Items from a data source
___

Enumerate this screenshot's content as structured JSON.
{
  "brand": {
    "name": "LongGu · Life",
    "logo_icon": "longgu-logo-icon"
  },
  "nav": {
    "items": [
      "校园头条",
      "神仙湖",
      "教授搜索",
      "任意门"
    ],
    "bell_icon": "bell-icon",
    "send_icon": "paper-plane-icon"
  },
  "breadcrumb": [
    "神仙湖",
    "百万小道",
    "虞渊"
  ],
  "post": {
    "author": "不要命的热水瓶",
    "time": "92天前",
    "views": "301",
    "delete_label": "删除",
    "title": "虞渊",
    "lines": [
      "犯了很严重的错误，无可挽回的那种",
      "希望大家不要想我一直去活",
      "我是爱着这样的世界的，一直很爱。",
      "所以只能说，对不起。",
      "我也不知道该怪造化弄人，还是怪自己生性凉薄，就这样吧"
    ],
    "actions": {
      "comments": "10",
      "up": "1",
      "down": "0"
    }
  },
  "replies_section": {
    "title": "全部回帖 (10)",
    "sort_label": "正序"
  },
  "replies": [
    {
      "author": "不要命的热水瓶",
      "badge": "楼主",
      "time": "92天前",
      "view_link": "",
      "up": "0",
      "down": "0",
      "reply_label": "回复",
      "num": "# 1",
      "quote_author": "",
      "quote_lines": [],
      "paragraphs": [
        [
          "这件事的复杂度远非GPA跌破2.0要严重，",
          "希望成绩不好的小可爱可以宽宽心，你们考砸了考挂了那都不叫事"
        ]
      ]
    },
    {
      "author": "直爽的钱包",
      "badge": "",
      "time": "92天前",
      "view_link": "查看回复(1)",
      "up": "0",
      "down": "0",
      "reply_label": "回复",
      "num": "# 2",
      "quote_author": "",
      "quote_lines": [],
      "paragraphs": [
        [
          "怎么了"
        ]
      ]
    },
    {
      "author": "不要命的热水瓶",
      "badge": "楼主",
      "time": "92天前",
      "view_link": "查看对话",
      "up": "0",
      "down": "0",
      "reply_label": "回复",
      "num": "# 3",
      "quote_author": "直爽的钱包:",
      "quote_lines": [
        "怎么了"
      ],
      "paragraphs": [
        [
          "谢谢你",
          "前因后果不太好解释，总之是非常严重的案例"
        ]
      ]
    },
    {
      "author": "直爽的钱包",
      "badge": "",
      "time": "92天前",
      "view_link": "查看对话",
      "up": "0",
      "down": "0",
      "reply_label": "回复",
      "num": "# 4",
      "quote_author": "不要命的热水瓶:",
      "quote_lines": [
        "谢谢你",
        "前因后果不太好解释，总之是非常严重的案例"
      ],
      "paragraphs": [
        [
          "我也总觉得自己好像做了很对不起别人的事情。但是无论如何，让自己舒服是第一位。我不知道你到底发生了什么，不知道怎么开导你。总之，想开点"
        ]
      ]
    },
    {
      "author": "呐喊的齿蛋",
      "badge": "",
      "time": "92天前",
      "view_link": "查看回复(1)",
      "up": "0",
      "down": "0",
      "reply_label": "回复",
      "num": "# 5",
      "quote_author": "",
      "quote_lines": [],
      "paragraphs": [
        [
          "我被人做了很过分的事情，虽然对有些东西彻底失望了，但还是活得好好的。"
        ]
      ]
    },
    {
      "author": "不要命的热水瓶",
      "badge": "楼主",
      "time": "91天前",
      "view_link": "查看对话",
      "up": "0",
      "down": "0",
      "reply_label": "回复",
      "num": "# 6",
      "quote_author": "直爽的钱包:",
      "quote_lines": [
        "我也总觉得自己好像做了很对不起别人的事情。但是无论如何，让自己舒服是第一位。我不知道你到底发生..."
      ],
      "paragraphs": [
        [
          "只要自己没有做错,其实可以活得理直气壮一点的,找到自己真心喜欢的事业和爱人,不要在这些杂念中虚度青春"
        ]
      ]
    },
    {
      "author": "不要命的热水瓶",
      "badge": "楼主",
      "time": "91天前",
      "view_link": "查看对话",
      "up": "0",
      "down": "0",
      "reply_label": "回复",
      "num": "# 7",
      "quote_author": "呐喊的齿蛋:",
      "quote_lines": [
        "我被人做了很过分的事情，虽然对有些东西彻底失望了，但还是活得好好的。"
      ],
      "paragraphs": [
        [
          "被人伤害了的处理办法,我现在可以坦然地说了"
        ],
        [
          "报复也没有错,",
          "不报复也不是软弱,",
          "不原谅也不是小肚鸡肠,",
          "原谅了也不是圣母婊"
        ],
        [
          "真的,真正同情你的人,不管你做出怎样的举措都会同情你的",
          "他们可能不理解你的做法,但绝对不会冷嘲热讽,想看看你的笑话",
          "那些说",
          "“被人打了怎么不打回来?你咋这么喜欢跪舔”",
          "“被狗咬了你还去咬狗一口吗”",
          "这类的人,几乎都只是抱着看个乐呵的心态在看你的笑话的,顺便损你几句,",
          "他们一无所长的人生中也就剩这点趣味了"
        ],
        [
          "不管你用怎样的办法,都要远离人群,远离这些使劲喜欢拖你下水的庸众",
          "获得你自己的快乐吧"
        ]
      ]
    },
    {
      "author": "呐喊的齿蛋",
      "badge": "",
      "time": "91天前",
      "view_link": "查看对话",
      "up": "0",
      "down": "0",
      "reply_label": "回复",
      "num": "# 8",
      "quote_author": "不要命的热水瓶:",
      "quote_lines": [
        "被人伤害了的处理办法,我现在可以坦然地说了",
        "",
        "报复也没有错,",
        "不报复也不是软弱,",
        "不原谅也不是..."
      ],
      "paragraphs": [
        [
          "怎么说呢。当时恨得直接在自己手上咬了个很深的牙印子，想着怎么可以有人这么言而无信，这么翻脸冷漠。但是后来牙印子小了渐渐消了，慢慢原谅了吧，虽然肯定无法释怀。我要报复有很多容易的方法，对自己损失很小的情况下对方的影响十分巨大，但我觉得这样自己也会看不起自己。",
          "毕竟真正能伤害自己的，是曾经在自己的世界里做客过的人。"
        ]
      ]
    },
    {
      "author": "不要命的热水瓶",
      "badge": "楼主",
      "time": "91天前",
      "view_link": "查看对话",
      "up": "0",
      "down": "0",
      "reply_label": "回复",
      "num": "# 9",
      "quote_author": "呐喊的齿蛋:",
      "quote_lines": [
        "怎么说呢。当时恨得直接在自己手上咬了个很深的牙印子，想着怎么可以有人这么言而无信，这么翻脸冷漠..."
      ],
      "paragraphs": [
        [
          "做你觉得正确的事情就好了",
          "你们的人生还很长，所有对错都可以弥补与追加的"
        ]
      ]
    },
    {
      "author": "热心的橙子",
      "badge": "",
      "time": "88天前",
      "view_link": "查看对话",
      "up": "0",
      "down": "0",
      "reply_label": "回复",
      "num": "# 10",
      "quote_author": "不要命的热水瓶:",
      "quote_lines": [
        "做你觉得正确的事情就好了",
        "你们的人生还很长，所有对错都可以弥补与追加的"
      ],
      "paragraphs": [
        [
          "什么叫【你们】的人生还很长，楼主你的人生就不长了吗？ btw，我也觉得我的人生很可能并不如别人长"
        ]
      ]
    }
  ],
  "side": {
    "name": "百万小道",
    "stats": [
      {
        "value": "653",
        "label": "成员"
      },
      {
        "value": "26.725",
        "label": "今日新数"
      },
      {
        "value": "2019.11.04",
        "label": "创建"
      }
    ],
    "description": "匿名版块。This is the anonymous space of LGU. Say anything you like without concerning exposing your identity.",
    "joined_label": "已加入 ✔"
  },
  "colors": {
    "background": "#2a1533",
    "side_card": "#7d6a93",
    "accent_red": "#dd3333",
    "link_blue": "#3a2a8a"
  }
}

___

AIM OF THE TASK
Return each line of the data exactly as written above.

TASK RESULT
Enumerate this screenshot's content as structured JSON.
{
  "brand": {
    "name": "LongGu · Life",
    "logo_icon": "longgu-logo-icon"
  },
  "nav": {
    "items": [
      "校园头条",
      "神仙湖",
      "教授搜索",
      "任意门"
    ],
    "bell_icon": "bell-icon",
    "send_icon": "paper-plane-icon"
  },
  "breadcrumb": [
    "神仙湖",
    "百万小道",
    "虞渊"
  ],
  "post": {
    "author": "不要命的热水瓶",
    "time": "92天前",
    "views": "301",
    "delete_label": "删除",
    "title": "虞渊",
    "lines": [
      "犯了很严重的错误，无可挽回的那种",
      "希望大家不要想我一直去活",
      "我是爱着这样的世界的，一直很爱。",
      "所以只能说，对不起。",
      "我也不知道该怪造化弄人，还是怪自己生性凉薄，就这样吧"
    ],
    "actions": {
      "comments": "10",
      "up": "1",
      "down": "0"
    }
  },
  "replies_section": {
    "title": "全部回帖 (10)",
    "sort_label": "正序"
  },
  "replies": [
    {
      "author": "不要命的热水瓶",
      "badge": "楼主",
      "time": "92天前",
      "view_link": "",
      "up": "0",
      "down": "0",
      "reply_label": "回复",
      "num": "# 1",
      "quote_author": "",
      "quote_lines": [],
      "paragraphs": [
        [
          "这件事的复杂度远非GPA跌破2.0要严重，",
          "希望成绩不好的小可爱可以宽宽心，你们考砸了考挂了那都不叫事"
        ]
      ]
    },
    {
      "author": "直爽的钱包",
      "badge": "",
      "time": "92天前",
      "view_link": "查看回复(1)",
      "up": "0",
      "down": "0",
      "reply_label": "回复",
      "num": "# 2",
      "quote_author": "",
      "quote_lines": [],
      "paragraphs": [
        [
          "怎么了"
        ]
      ]
    },
    {
      "author": "不要命的热水瓶",
      "badge": "楼主",
      "time": "92天前",
      "view_link": "查看对话",
      "up": "0",
      "down": "0",
      "reply_label": "回复",
      "num": "# 3",
      "quote_author": "直爽的钱包:",
      "quote_lines": [
        "怎么了"
      ],
      "paragraphs": [
        [
          "谢谢你",
          "前因后果不太好解释，总之是非常严重的案例"
        ]
      ]
    },
    {
      "author": "直爽的钱包",
      "badge": "",
      "time": "92天前",
      "view_link": "查看对话",
      "up": "0",
      "down": "0",
      "reply_label": "回复",
      "num": "# 4",
      "quote_author": "不要命的热水瓶:",
      "quote_lines": [
        "谢谢你",
        "前因后果不太好解释，总之是非常严重的案例"
      ],
      "paragraphs": [
        [
          "我也总觉得自己好像做了很对不起别人的事情。但是无论如何，让自己舒服是第一位。我不知道你到底发生了什么，不知道怎么开导你。总之，想开点"
        ]
      ]
    },
    {
      "author": "呐喊的齿蛋",
      "badge": "",
      "time": "92天前",
      "view_link": "查看回复(1)",
      "up": "0",
      "down": "0",
      "reply_label": "回复",
      "num": "# 5",
      "quote_author": "",
      "quote_lines": [],
      "paragraphs": [
        [
          "我被人做了很过分的事情，虽然对有些东西彻底失望了，但还是活得好好的。"
        ]
      ]
    },
    {
      "author": "不要命的热水瓶",
      "badge": "楼主",
      "time": "91天前",
      "view_link": "查看对话",
      "up": "0",
      "down": "0",
      "reply_label": "回复",
      "num": "# 6",
      "quote_author": "直爽的钱包:",
      "quote_lines": [
        "我也总觉得自己好像做了很对不起别人的事情。但是无论如何，让自己舒服是第一位。我不知道你到底发生..."
      ],
      "paragraphs": [
        [
          "只要自己没有做错,其实可以活得理直气壮一点的,找到自己真心喜欢的事业和爱人,不要在这些杂念中虚度青春"
        ]
      ]
    },
    {
      "author": "不要命的热水瓶",
      "badge": "楼主",
      "time": "91天前",
      "view_link": "查看对话",
      "up": "0",
      "down": "0",
      "reply_label": "回复",
      "num": "# 7",
      "quote_author": "呐喊的齿蛋:",
      "quote_lines": [
        "我被人做了很过分的事情，虽然对有些东西彻底失望了，但还是活得好好的。"
      ],
      "paragraphs": [
        [
          "被人伤害了的处理办法,我现在可以坦然地说了"
        ],
        [
          "报复也没有错,",
          "不报复也不是软弱,",
          "不原谅也不是小肚鸡肠,",
          "原谅了也不是圣母婊"
        ],
        [
          "真的,真正同情你的人,不管你做出怎样的举措都会同情你的",
          "他们可能不理解你的做法,但绝对不会冷嘲热讽,想看看你的笑话",
          "那些说",
          "“被人打了怎么不打回来?你咋这么喜欢跪舔”",
          "“被狗咬了你还去咬狗一口吗”",
          "这类的人,几乎都只是抱着看个乐呵的心态在看你的笑话的,顺便损你几句,",
          "他们一无所长的人生中也就剩这点趣味了"
        ],
        [
          "不管你用怎样的办法,都要远离人群,远离这些使劲喜欢拖你下水的庸众",
          "获得你自己的快乐吧"
        ]
      ]
    },
    {
      "author": "呐喊的齿蛋",
      "badge": "",
      "time": "91天前",
      "view_link": "查看对话",
      "up": "0",
      "down": "0",
      "reply_label": "回复",
      "num": "# 8",
      "quote_author": "不要命的热水瓶:",
      "quote_lines": [
        "被人伤害了的处理办法,我现在可以坦然地说了",
        "",
        "报复也没有错,",
        "不报复也不是软弱,",
        "不原谅也不是..."
      ],
      "paragraphs": [
        [
          "怎么说呢。当时恨得直接在自己手上咬了个很深的牙印子，想着怎么可以有人这么言而无信，这么翻脸冷漠。但是后来牙印子小了渐渐消了，慢慢原谅了吧，虽然肯定无法释怀。我要报复有很多容易的方法，对自己损失很小的情况下对方的影响十分巨大，但我觉得这样自己也会看不起自己。",
          "毕竟真正能伤害自己的，是曾经在自己的世界里做客过的人。"
        ]
      ]
    },
    {
      "author": "不要命的热水瓶",
      "badge": "楼主",
      "time": "91天前",
      "view_link": "查看对话",
      "up": "0",
      "down": "0",
      "reply_label": "回复",
      "num": "# 9",
      "quote_author": "呐喊的齿蛋:",
      "quote_lines": [
        "怎么说呢。当时恨得直接在自己手上咬了个很深的牙印子，想着怎么可以有人这么言而无信，这么翻脸冷漠..."
      ],
      "paragraphs": [
        [
          "做你觉得正确的事情就好了",
          "你们的人生还很长，所有对错都可以弥补与追加的"
        ]
      ]
    },
    {
      "author": "热心的橙子",
      "badge": "",
      "time": "88天前",
      "view_link": "查看对话",
      "up": "0",
      "down": "0",
      "reply_label": "回复",
      "num": "# 10",
      "quote_author": "不要命的热水瓶:",
      "quote_lines": [
        "做你觉得正确的事情就好了",
        "你们的人生还很长，所有对错都可以弥补与追加的"
      ],
      "paragraphs": [
        [
          "什么叫【你们】的人生还很长，楼主你的人生就不长了吗？ btw，我也觉得我的人生很可能并不如别人长"
        ]
      ]
    }
  ],
  "side": {
    "name": "百万小道",
    "stats": [
      {
        "value": "653",
        "label": "成员"
      },
      {
        "value": "26.725",
        "label": "今日新数"
      },
      {
        "value": "2019.11.04",
        "label": "创建"
      }
    ],
    "description": "匿名版块。This is the anonymous space of LGU. Say anything you like without concerning exposing your identity.",
    "joined_label": "已加入 ✔"
  },
  "colors": {
    "background": "#2a1533",
    "side_card": "#7d6a93",
    "accent_red": "#dd3333",
    "link_blue": "#3a2a8a"
  }
}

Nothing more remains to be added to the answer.